Data provided.
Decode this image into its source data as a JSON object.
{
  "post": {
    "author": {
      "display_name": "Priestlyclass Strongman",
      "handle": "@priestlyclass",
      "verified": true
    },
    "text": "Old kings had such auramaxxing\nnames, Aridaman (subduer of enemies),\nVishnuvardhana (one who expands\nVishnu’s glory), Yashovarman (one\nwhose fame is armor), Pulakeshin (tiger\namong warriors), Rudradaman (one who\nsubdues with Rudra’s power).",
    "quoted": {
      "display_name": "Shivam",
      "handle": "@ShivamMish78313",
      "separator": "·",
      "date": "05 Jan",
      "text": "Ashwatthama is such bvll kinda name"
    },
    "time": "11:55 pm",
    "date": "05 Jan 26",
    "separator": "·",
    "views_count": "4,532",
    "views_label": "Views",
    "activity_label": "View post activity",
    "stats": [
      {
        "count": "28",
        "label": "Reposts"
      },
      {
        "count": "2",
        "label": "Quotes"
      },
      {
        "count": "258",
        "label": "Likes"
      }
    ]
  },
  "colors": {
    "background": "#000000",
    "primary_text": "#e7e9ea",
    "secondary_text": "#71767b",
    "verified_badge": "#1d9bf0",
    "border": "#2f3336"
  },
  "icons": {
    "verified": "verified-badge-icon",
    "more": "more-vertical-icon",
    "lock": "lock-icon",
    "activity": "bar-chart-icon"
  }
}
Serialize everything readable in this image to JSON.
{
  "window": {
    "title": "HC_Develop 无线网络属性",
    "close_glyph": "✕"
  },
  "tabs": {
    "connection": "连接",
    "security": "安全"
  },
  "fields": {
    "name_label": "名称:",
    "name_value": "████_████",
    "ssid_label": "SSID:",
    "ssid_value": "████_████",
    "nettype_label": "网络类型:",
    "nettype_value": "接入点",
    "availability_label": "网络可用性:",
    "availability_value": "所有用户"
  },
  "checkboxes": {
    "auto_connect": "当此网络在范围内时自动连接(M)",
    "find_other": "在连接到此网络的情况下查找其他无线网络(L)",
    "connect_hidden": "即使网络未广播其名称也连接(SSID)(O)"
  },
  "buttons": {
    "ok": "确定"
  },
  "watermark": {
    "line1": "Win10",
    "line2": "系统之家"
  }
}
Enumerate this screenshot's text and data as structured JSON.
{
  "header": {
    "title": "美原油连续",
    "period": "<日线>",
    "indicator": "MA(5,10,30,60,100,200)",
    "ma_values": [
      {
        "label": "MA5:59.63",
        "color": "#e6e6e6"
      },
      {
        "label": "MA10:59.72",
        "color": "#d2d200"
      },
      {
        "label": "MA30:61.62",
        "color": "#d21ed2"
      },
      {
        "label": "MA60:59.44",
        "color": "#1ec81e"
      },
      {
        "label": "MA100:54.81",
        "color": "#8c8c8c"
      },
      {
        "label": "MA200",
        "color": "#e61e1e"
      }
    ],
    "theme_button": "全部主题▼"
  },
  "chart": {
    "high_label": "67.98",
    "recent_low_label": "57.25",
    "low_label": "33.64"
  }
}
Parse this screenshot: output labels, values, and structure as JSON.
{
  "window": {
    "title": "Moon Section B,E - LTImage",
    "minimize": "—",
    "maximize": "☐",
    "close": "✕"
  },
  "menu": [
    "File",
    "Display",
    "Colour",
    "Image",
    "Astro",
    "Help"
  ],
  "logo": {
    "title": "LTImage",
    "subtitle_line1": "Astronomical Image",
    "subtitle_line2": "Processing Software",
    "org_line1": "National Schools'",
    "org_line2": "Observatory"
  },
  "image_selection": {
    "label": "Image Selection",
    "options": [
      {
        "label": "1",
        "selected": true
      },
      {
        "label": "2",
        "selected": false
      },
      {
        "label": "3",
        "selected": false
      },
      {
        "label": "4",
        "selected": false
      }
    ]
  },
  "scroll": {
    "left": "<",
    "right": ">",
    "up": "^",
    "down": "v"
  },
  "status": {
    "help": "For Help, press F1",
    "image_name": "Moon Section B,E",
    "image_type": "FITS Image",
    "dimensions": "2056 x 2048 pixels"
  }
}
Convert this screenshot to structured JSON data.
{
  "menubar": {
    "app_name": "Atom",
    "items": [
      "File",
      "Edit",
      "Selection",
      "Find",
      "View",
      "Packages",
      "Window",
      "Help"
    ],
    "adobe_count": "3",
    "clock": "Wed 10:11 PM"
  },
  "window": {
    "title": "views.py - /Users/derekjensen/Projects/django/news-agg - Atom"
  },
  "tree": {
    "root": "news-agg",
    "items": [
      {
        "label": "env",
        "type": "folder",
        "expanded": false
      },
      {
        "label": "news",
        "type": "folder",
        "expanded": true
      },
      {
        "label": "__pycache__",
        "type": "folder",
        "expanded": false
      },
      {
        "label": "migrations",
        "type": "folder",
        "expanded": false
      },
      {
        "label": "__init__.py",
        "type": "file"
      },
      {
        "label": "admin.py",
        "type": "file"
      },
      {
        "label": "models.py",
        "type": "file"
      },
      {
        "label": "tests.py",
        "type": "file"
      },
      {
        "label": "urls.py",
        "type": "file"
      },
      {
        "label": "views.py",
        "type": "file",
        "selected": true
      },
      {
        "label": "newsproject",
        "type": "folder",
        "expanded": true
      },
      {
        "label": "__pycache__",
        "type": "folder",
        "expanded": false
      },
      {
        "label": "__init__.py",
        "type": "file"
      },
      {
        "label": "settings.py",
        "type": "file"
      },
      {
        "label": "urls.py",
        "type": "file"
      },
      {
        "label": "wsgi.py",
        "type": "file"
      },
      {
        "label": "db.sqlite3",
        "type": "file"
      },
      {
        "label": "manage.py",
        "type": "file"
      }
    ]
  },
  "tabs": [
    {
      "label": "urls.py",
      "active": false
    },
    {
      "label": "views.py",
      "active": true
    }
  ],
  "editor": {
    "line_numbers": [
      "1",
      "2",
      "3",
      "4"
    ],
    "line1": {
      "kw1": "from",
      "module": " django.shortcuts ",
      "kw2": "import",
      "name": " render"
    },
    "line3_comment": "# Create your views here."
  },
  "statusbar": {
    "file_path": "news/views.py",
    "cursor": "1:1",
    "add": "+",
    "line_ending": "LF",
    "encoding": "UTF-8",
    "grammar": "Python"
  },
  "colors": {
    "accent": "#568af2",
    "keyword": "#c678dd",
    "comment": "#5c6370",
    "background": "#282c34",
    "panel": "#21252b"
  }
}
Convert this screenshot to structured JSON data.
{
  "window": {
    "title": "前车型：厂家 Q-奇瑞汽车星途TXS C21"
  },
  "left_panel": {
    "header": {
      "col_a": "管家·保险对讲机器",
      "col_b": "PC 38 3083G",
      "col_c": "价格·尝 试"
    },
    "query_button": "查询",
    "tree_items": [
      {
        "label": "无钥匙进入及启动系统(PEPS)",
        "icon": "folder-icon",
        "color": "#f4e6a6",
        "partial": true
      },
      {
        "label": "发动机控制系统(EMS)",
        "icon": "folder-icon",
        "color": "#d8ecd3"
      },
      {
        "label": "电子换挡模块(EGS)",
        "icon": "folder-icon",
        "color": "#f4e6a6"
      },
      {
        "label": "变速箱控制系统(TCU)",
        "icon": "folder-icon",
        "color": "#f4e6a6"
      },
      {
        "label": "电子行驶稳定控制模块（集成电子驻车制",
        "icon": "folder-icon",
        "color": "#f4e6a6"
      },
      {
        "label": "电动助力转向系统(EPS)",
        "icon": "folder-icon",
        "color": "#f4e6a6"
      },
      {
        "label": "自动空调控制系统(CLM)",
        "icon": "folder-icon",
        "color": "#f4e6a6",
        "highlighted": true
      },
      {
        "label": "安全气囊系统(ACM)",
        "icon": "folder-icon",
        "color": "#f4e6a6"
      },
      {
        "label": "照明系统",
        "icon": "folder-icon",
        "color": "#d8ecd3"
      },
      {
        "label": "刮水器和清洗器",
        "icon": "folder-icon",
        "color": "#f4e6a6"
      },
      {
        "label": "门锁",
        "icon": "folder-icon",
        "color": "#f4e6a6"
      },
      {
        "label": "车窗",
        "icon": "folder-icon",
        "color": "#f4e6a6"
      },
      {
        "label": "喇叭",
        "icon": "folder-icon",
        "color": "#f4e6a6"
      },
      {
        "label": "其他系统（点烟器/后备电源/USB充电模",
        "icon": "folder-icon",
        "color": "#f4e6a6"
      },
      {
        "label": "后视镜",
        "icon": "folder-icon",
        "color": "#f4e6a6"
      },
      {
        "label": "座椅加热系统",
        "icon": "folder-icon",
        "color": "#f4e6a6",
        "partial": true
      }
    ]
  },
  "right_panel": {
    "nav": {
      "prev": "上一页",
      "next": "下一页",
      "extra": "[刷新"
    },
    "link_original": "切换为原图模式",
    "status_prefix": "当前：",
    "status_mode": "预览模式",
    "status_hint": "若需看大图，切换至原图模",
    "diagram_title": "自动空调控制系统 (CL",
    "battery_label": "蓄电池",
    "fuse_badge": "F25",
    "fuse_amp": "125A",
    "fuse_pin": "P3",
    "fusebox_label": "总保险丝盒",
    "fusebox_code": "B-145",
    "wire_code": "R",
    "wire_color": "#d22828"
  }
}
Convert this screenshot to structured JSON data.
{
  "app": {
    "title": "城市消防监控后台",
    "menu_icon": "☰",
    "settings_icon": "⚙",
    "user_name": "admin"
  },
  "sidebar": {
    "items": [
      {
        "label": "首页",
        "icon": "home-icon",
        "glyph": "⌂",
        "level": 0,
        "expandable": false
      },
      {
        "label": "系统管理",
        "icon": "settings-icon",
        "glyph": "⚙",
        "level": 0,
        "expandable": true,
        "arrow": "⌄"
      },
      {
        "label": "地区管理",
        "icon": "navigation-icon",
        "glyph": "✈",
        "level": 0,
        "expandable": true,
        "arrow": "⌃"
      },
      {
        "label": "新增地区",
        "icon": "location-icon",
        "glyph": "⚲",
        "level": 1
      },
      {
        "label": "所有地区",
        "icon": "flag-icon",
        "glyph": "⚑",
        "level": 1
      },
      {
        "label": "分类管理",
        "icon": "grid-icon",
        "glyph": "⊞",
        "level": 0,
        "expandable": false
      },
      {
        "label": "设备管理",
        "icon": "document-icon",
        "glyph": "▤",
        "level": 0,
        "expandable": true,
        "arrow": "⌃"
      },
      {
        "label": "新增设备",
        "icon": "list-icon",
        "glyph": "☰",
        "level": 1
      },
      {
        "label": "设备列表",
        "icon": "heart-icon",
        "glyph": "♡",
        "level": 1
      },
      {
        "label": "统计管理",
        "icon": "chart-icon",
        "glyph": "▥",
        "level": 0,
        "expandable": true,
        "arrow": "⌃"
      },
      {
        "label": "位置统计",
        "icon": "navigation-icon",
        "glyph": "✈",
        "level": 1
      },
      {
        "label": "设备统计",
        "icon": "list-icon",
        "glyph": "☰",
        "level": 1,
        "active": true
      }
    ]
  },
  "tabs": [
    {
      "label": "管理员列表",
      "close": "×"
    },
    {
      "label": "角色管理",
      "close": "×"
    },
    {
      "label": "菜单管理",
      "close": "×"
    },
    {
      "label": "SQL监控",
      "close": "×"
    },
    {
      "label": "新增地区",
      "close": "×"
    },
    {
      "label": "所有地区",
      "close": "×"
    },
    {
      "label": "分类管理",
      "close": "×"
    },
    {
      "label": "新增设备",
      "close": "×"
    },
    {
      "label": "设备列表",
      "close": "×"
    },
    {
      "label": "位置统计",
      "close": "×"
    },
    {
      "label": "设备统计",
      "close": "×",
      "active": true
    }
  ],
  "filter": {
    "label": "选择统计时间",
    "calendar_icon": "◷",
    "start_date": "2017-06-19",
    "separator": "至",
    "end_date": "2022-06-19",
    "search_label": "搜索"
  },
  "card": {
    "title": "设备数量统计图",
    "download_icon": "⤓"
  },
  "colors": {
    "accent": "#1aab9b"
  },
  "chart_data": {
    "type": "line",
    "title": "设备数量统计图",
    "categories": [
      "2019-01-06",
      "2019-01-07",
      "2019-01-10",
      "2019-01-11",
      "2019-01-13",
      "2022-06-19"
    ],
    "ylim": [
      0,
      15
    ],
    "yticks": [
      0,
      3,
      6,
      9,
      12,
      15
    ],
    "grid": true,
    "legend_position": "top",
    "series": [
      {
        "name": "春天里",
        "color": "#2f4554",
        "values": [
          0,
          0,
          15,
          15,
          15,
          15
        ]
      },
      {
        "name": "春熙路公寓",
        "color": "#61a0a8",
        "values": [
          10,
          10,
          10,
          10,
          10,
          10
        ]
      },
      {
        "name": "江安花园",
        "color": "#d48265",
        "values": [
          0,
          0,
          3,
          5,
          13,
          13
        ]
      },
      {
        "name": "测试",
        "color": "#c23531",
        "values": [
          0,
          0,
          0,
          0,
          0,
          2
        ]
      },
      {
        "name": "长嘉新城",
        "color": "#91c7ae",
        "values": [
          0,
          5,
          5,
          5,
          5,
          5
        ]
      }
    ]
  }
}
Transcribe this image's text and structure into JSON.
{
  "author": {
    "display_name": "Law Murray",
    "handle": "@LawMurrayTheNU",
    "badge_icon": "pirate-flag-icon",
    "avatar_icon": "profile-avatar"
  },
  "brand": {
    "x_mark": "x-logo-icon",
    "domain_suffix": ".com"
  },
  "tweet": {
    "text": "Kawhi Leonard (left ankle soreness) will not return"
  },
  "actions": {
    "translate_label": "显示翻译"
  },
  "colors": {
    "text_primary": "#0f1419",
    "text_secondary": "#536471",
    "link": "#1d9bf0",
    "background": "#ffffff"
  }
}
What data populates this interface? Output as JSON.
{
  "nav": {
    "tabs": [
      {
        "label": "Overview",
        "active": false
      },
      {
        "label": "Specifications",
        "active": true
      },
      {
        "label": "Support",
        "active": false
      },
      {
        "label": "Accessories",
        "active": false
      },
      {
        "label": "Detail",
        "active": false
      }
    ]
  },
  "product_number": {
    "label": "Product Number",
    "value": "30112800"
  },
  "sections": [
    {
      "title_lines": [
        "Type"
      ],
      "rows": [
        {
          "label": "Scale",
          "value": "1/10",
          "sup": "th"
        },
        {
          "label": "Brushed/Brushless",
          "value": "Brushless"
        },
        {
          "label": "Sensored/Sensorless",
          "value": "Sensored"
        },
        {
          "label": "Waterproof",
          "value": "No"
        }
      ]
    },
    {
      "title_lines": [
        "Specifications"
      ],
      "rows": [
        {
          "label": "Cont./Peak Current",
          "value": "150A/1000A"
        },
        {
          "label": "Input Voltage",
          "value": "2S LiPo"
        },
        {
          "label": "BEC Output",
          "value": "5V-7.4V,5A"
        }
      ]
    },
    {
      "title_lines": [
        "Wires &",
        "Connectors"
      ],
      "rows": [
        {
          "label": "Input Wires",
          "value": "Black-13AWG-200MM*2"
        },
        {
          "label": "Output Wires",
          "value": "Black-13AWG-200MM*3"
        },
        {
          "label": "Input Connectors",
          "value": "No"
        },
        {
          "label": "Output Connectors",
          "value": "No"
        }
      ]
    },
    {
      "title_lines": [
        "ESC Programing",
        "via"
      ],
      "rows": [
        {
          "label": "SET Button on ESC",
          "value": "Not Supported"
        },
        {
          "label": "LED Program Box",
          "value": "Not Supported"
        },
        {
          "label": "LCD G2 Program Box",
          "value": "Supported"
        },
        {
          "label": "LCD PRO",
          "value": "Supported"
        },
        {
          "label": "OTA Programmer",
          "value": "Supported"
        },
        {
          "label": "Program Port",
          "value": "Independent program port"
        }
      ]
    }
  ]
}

Given problem.
All lines that include "Atom" are to be gathered and copied.

Expected answer.
    "app_name": "Atom",
    "title": "views.py - /Users/derekjensen/Projects/django/news-agg - Atom"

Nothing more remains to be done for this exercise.